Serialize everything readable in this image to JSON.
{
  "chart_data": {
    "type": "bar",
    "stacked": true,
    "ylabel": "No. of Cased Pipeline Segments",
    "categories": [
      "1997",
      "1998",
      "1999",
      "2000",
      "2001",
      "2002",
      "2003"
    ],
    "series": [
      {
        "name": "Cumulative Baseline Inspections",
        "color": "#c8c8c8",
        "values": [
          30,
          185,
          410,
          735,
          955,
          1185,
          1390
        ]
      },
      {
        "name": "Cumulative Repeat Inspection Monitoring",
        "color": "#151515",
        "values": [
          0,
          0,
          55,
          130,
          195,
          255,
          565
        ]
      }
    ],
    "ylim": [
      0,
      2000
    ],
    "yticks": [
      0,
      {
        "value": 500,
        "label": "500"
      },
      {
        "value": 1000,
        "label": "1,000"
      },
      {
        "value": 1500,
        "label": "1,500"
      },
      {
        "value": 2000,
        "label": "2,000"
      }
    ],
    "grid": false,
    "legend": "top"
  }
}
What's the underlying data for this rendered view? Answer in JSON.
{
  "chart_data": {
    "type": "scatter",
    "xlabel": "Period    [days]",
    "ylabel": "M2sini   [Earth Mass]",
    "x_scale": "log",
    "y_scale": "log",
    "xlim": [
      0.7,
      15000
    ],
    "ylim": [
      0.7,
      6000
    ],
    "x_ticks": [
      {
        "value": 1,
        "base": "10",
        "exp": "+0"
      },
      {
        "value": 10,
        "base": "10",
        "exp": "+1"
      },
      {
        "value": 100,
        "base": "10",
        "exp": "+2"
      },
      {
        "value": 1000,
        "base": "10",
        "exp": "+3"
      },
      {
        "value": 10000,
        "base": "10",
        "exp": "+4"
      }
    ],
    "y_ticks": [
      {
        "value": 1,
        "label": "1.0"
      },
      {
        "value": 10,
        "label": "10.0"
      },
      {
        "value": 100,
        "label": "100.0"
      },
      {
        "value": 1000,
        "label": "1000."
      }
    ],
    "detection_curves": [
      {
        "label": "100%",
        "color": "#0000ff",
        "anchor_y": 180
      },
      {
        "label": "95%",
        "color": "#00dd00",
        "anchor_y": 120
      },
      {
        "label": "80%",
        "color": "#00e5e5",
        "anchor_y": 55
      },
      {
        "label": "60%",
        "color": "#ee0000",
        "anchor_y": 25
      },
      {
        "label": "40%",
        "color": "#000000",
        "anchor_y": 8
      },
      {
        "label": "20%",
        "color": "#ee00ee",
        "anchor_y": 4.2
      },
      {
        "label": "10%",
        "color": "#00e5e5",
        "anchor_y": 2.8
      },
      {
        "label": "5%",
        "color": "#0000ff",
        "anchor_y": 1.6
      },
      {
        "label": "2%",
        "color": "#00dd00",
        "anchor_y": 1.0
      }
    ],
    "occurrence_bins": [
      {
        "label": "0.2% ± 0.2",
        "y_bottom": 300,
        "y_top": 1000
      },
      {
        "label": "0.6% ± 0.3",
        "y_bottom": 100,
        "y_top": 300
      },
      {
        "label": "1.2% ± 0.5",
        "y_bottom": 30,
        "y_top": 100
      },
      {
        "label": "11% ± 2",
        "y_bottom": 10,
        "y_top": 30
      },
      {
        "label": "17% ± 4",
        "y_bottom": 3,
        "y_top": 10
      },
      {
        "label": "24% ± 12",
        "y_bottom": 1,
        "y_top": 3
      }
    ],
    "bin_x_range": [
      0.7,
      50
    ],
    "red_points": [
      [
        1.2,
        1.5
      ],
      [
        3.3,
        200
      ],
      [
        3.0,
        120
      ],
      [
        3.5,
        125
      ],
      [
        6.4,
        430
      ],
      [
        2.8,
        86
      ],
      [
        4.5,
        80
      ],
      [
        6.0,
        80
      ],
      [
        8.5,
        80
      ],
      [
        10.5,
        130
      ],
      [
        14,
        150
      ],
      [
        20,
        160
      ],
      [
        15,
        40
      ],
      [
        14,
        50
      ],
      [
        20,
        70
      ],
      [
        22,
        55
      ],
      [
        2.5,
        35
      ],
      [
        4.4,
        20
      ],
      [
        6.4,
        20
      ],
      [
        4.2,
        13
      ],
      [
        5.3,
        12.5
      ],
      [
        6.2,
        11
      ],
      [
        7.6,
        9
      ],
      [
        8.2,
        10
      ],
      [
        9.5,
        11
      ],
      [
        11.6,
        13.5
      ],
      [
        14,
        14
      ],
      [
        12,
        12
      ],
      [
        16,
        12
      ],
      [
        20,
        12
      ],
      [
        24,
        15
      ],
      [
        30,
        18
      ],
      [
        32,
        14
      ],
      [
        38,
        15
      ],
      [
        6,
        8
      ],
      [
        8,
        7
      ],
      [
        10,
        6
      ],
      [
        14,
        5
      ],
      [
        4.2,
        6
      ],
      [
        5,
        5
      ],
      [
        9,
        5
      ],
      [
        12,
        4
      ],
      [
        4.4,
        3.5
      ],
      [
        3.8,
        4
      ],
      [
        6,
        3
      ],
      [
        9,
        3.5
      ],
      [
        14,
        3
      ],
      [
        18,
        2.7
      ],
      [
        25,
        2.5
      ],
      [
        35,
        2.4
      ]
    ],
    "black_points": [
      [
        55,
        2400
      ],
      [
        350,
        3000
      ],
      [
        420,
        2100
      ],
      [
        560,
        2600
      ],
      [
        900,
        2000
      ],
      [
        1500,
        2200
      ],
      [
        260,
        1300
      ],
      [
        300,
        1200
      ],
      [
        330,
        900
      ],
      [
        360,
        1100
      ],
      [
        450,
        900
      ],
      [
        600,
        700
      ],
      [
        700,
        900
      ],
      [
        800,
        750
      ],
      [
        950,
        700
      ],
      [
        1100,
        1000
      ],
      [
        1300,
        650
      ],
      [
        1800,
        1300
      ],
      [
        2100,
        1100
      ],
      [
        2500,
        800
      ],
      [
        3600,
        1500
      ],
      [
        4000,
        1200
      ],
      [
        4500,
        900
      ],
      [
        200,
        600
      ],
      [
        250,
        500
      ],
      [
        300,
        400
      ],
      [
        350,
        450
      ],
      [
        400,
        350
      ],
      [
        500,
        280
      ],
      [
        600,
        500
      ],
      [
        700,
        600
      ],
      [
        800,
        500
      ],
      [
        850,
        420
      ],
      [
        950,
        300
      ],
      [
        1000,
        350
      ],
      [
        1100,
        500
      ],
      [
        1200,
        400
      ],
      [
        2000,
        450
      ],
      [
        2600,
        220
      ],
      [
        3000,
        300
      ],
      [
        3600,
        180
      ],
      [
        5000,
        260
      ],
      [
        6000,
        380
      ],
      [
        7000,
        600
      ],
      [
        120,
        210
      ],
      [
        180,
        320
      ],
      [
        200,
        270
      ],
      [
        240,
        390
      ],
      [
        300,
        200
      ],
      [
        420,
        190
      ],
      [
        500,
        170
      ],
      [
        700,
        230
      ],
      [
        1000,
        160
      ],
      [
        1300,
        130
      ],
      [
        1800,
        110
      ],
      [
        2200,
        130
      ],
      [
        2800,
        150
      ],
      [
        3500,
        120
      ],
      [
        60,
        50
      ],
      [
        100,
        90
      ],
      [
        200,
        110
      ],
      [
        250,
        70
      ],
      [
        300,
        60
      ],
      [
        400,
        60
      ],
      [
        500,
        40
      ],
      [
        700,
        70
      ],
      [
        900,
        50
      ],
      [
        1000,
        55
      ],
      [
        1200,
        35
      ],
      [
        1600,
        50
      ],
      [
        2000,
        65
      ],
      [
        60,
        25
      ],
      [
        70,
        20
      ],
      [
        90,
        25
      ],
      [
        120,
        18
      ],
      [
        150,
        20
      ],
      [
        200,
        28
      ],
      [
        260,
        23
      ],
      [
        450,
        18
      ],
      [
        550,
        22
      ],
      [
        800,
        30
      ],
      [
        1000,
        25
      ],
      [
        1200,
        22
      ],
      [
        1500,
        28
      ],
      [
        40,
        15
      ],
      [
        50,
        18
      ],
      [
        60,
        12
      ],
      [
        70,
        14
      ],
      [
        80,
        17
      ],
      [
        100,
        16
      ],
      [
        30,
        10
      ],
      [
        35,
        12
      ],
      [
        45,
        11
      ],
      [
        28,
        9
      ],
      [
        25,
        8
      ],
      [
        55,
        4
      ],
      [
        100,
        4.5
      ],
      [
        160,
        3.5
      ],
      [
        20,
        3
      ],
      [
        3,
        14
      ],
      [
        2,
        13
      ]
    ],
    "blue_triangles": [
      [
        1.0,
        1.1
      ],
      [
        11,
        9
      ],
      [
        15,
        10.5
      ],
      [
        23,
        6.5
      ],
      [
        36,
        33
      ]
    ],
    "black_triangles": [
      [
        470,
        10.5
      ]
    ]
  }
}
******
#### [Short problem]
Tally up the lines of the listing containing the word "JSON". Give only the total.

#### [Task answer]
2